## What the exercise asks
Retype the material word for word.

## Stored rows
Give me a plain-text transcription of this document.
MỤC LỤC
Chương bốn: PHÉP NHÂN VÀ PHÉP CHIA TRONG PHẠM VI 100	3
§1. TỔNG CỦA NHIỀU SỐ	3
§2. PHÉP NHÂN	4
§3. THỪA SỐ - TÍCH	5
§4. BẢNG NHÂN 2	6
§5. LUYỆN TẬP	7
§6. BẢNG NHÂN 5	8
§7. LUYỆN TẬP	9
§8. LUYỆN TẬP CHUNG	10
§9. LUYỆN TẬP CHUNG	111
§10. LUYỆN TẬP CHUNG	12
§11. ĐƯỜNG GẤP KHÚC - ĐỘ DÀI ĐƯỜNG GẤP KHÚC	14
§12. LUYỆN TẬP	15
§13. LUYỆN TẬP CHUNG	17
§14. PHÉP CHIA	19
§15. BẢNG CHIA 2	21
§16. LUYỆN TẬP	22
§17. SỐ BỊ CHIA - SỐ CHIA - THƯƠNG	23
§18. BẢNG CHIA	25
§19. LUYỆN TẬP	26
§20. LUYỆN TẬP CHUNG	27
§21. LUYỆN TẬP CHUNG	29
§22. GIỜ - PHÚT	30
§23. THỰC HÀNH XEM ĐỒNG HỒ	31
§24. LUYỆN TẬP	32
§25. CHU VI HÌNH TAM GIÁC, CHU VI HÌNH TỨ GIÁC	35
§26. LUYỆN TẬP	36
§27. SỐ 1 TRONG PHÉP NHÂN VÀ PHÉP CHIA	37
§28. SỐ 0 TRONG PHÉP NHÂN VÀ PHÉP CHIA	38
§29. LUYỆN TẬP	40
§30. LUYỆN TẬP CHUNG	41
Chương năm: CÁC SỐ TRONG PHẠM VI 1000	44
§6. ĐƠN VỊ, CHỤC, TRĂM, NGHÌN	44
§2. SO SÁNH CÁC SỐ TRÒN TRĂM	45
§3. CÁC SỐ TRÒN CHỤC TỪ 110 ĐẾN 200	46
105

## Solution to this problem
Give me a plain-text transcription of this document.
MỤC LỤC
Chương bốn: PHÉP NHÂN VÀ PHÉP CHIA TRONG PHẠM VI 100	3
§1. TỔNG CỦA NHIỀU SỐ	3
§2. PHÉP NHÂN	4
§3. THỪA SỐ - TÍCH	5
§4. BẢNG NHÂN 2	6
§5. LUYỆN TẬP	7
§6. BẢNG NHÂN 5	8
§7. LUYỆN TẬP	9
§8. LUYỆN TẬP CHUNG	10
§9. LUYỆN TẬP CHUNG	111
§10. LUYỆN TẬP CHUNG	12
§11. ĐƯỜNG GẤP KHÚC - ĐỘ DÀI ĐƯỜNG GẤP KHÚC	14
§12. LUYỆN TẬP	15
§13. LUYỆN TẬP CHUNG	17
§14. PHÉP CHIA	19
§15. BẢNG CHIA 2	21
§16. LUYỆN TẬP	22
§17. SỐ BỊ CHIA - SỐ CHIA - THƯƠNG	23
§18. BẢNG CHIA	25
§19. LUYỆN TẬP	26
§20. LUYỆN TẬP CHUNG	27
§21. LUYỆN TẬP CHUNG	29
§22. GIỜ - PHÚT	30
§23. THỰC HÀNH XEM ĐỒNG HỒ	31
§24. LUYỆN TẬP	32
§25. CHU VI HÌNH TAM GIÁC, CHU VI HÌNH TỨ GIÁC	35
§26. LUYỆN TẬP	36
§27. SỐ 1 TRONG PHÉP NHÂN VÀ PHÉP CHIA	37
§28. SỐ 0 TRONG PHÉP NHÂN VÀ PHÉP CHIA	38
§29. LUYỆN TẬP	40
§30. LUYỆN TẬP CHUNG	41
Chương năm: CÁC SỐ TRONG PHẠM VI 1000	44
§6. ĐƠN VỊ, CHỤC, TRĂM, NGHÌN	44
§2. SO SÁNH CÁC SỐ TRÒN TRĂM	45
§3. CÁC SỐ TRÒN CHỤC TỪ 110 ĐẾN 200	46
105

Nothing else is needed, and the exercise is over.